— start Data shown —

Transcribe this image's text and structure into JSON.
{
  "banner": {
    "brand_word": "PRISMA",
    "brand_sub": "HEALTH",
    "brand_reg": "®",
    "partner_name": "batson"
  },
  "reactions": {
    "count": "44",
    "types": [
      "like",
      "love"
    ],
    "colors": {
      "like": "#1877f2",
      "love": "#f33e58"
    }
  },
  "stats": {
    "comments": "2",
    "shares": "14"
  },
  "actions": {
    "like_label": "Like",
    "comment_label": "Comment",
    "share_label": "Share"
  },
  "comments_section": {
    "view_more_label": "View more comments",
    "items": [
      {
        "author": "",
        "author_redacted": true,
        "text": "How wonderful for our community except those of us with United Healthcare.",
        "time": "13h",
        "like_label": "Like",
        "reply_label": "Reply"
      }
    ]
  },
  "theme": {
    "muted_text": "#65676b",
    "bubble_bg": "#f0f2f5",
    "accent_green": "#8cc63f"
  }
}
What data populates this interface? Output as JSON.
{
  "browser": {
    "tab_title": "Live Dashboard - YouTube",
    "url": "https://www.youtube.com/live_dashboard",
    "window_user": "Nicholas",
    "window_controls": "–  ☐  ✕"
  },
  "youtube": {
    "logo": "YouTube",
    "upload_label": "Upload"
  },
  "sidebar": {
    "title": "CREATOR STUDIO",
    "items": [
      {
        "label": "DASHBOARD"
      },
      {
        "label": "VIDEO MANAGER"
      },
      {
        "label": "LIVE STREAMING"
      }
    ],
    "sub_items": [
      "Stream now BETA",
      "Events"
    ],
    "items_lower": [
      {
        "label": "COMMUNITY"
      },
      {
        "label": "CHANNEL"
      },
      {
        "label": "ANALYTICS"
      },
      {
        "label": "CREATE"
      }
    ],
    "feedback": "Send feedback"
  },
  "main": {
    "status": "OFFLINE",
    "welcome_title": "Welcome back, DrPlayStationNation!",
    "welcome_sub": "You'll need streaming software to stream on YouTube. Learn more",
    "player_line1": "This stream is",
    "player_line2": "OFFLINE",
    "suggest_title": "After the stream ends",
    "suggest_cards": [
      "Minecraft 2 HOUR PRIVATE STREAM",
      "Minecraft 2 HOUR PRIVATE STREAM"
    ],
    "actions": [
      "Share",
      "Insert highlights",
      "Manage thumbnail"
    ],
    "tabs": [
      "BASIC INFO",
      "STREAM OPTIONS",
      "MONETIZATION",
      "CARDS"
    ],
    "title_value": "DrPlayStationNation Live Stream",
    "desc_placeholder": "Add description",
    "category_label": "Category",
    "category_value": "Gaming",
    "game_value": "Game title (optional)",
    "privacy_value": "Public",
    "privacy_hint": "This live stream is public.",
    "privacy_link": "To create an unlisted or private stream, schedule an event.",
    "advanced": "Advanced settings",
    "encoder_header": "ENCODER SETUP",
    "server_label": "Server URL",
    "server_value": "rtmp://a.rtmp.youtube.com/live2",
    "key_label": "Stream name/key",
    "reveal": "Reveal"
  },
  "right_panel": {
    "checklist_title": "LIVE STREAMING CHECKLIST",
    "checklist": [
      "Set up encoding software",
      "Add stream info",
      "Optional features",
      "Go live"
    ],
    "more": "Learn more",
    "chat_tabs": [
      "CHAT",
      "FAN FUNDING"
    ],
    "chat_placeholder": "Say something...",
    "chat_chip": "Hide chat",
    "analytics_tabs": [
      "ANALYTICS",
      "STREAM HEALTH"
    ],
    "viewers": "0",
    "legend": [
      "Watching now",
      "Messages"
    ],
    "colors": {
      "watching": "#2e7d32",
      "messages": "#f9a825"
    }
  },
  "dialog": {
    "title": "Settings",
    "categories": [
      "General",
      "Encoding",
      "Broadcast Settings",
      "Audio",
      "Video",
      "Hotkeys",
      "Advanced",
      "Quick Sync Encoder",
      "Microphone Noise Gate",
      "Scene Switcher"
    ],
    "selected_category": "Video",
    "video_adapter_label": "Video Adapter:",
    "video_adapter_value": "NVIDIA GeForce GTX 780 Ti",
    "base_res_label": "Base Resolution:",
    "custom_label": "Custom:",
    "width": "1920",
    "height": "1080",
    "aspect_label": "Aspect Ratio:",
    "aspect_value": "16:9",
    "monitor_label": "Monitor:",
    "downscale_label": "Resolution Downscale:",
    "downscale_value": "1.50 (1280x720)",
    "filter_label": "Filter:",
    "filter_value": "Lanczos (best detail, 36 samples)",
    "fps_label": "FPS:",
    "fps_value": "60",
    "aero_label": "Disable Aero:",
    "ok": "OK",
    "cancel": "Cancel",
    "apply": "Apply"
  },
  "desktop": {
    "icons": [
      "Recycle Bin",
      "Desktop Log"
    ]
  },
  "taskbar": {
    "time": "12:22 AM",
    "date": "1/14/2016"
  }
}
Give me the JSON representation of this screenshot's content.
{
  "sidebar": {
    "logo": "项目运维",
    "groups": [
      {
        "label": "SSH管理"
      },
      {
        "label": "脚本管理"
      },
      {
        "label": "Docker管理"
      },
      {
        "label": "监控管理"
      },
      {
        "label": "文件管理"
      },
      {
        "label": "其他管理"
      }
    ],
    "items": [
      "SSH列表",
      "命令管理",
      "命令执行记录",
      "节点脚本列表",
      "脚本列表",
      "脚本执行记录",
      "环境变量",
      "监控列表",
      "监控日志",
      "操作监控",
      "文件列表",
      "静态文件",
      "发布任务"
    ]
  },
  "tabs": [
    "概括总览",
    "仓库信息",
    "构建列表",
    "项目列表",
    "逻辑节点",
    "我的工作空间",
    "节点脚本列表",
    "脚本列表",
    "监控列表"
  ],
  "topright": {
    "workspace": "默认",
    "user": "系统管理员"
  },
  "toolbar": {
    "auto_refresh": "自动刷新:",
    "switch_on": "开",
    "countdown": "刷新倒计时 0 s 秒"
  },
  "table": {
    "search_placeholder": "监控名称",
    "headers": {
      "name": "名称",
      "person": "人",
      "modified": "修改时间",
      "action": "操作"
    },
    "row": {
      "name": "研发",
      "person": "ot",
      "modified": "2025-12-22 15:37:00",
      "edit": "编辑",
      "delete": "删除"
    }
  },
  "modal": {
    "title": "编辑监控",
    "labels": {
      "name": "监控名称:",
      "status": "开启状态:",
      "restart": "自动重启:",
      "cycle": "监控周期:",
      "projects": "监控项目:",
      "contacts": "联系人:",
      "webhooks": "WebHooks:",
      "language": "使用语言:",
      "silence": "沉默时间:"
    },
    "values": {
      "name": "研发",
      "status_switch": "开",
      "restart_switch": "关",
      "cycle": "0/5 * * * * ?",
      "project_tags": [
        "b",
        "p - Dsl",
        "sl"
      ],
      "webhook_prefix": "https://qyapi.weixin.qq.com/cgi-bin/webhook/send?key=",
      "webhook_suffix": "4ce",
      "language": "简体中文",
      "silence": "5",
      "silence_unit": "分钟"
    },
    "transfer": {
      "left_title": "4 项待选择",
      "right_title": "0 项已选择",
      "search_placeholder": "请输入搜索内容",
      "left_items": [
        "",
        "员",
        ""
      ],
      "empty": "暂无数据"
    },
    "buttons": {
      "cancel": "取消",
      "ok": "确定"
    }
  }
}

— end Data shown —

Task to carry out>
All the data must be duplicated exactly, with nothing added or removed.

Written answer>
Transcribe this image's text and structure into JSON.
{
  "banner": {
    "brand_word": "PRISMA",
    "brand_sub": "HEALTH",
    "brand_reg": "®",
    "partner_name": "batson"
  },
  "reactions": {
    "count": "44",
    "types": [
      "like",
      "love"
    ],
    "colors": {
      "like": "#1877f2",
      "love": "#f33e58"
    }
  },
  "stats": {
    "comments": "2",
    "shares": "14"
  },
  "actions": {
    "like_label": "Like",
    "comment_label": "Comment",
    "share_label": "Share"
  },
  "comments_section": {
    "view_more_label": "View more comments",
    "items": [
      {
        "author": "",
        "author_redacted": true,
        "text": "How wonderful for our community except those of us with United Healthcare.",
        "time": "13h",
        "like_label": "Like",
        "reply_label": "Reply"
      }
    ]
  },
  "theme": {
    "muted_text": "#65676b",
    "bubble_bg": "#f0f2f5",
    "accent_green": "#8cc63f"
  }
}
What data populates this interface? Output as JSON.
{
  "browser": {
    "tab_title": "Live Dashboard - YouTube",
    "url": "https://www.youtube.com/live_dashboard",
    "window_user": "Nicholas",
    "window_controls": "–  ☐  ✕"
  },
  "youtube": {
    "logo": "YouTube",
    "upload_label": "Upload"
  },
  "sidebar": {
    "title": "CREATOR STUDIO",
    "items": [
      {
        "label": "DASHBOARD"
      },
      {
        "label": "VIDEO MANAGER"
      },
      {
        "label": "LIVE STREAMING"
      }
    ],
    "sub_items": [
      "Stream now BETA",
      "Events"
    ],
    "items_lower": [
      {
        "label": "COMMUNITY"
      },
      {
        "label": "CHANNEL"
      },
      {
        "label": "ANALYTICS"
      },
      {
        "label": "CREATE"
      }
    ],
    "feedback": "Send feedback"
  },
  "main": {
    "status": "OFFLINE",
    "welcome_title": "Welcome back, DrPlayStationNation!",
    "welcome_sub": "You'll need streaming software to stream on YouTube. Learn more",
    "player_line1": "This stream is",
    "player_line2": "OFFLINE",
    "suggest_title": "After the stream ends",
    "suggest_cards": [
      "Minecraft 2 HOUR PRIVATE STREAM",
      "Minecraft 2 HOUR PRIVATE STREAM"
    ],
    "actions": [
      "Share",
      "Insert highlights",
      "Manage thumbnail"
    ],
    "tabs": [
      "BASIC INFO",
      "STREAM OPTIONS",
      "MONETIZATION",
      "CARDS"
    ],
    "title_value": "DrPlayStationNation Live Stream",
    "desc_placeholder": "Add description",
    "category_label": "Category",
    "category_value": "Gaming",
    "game_value": "Game title (optional)",
    "privacy_value": "Public",
    "privacy_hint": "This live stream is public.",
    "privacy_link": "To create an unlisted or private stream, schedule an event.",
    "advanced": "Advanced settings",
    "encoder_header": "ENCODER SETUP",
    "server_label": "Server URL",
    "server_value": "rtmp://a.rtmp.youtube.com/live2",
    "key_label": "Stream name/key",
    "reveal": "Reveal"
  },
  "right_panel": {
    "checklist_title": "LIVE STREAMING CHECKLIST",
    "checklist": [
      "Set up encoding software",
      "Add stream info",
      "Optional features",
      "Go live"
    ],
    "more": "Learn more",
    "chat_tabs": [
      "CHAT",
      "FAN FUNDING"
    ],
    "chat_placeholder": "Say something...",
    "chat_chip": "Hide chat",
    "analytics_tabs": [
      "ANALYTICS",
      "STREAM HEALTH"
    ],
    "viewers": "0",
    "legend": [
      "Watching now",
      "Messages"
    ],
    "colors": {
      "watching": "#2e7d32",
      "messages": "#f9a825"
    }
  },
  "dialog": {
    "title": "Settings",
    "categories": [
      "General",
      "Encoding",
      "Broadcast Settings",
      "Audio",
      "Video",
      "Hotkeys",
      "Advanced",
      "Quick Sync Encoder",
      "Microphone Noise Gate",
      "Scene Switcher"
    ],
    "selected_category": "Video",
    "video_adapter_label": "Video Adapter:",
    "video_adapter_value": "NVIDIA GeForce GTX 780 Ti",
    "base_res_label": "Base Resolution:",
    "custom_label": "Custom:",
    "width": "1920",
    "height": "1080",
    "aspect_label": "Aspect Ratio:",
    "aspect_value": "16:9",
    "monitor_label": "Monitor:",
    "downscale_label": "Resolution Downscale:",
    "downscale_value": "1.50 (1280x720)",
    "filter_label": "Filter:",
    "filter_value": "Lanczos (best detail, 36 samples)",
    "fps_label": "FPS:",
    "fps_value": "60",
    "aero_label": "Disable Aero:",
    "ok": "OK",
    "cancel": "Cancel",
    "apply": "Apply"
  },
  "desktop": {
    "icons": [
      "Recycle Bin",
      "Desktop Log"
    ]
  },
  "taskbar": {
    "time": "12:22 AM",
    "date": "1/14/2016"
  }
}
Give me the JSON representation of this screenshot's content.
{
  "sidebar": {
    "logo": "项目运维",
    "groups": [
      {
        "label": "SSH管理"
      },
      {
        "label": "脚本管理"
      },
      {
        "label": "Docker管理"
      },
      {
        "label": "监控管理"
      },
      {
        "label": "文件管理"
      },
      {
        "label": "其他管理"
      }
    ],
    "items": [
      "SSH列表",
      "命令管理",
      "命令执行记录",
      "节点脚本列表",
      "脚本列表",
      "脚本执行记录",
      "环境变量",
      "监控列表",
      "监控日志",
      "操作监控",
      "文件列表",
      "静态文件",
      "发布任务"
    ]
  },
  "tabs": [
    "概括总览",
    "仓库信息",
    "构建列表",
    "项目列表",
    "逻辑节点",
    "我的工作空间",
    "节点脚本列表",
    "脚本列表",
    "监控列表"
  ],
  "topright": {
    "workspace": "默认",
    "user": "系统管理员"
  },
  "toolbar": {
    "auto_refresh": "自动刷新:",
    "switch_on": "开",
    "countdown": "刷新倒计时 0 s 秒"
  },
  "table": {
    "search_placeholder": "监控名称",
    "headers": {
      "name": "名称",
      "person": "人",
      "modified": "修改时间",
      "action": "操作"
    },
    "row": {
      "name": "研发",
      "person": "ot",
      "modified": "2025-12-22 15:37:00",
      "edit": "编辑",
      "delete": "删除"
    }
  },
  "modal": {
    "title": "编辑监控",
    "labels": {
      "name": "监控名称:",
      "status": "开启状态:",
      "restart": "自动重启:",
      "cycle": "监控周期:",
      "projects": "监控项目:",
      "contacts": "联系人:",
      "webhooks": "WebHooks:",
      "language": "使用语言:",
      "silence": "沉默时间:"
    },
    "values": {
      "name": "研发",
      "status_switch": "开",
      "restart_switch": "关",
      "cycle": "0/5 * * * * ?",
      "project_tags": [
        "b",
        "p - Dsl",
        "sl"
      ],
      "webhook_prefix": "https://qyapi.weixin.qq.com/cgi-bin/webhook/send?key=",
      "webhook_suffix": "4ce",
      "language": "简体中文",
      "silence": "5",
      "silence_unit": "分钟"
    },
    "transfer": {
      "left_title": "4 项待选择",
      "right_title": "0 项已选择",
      "search_placeholder": "请输入搜索内容",
      "left_items": [
        "",
        "员",
        ""
      ],
      "empty": "暂无数据"
    },
    "buttons": {
      "cancel": "取消",
      "ok": "确定"
    }
  }
}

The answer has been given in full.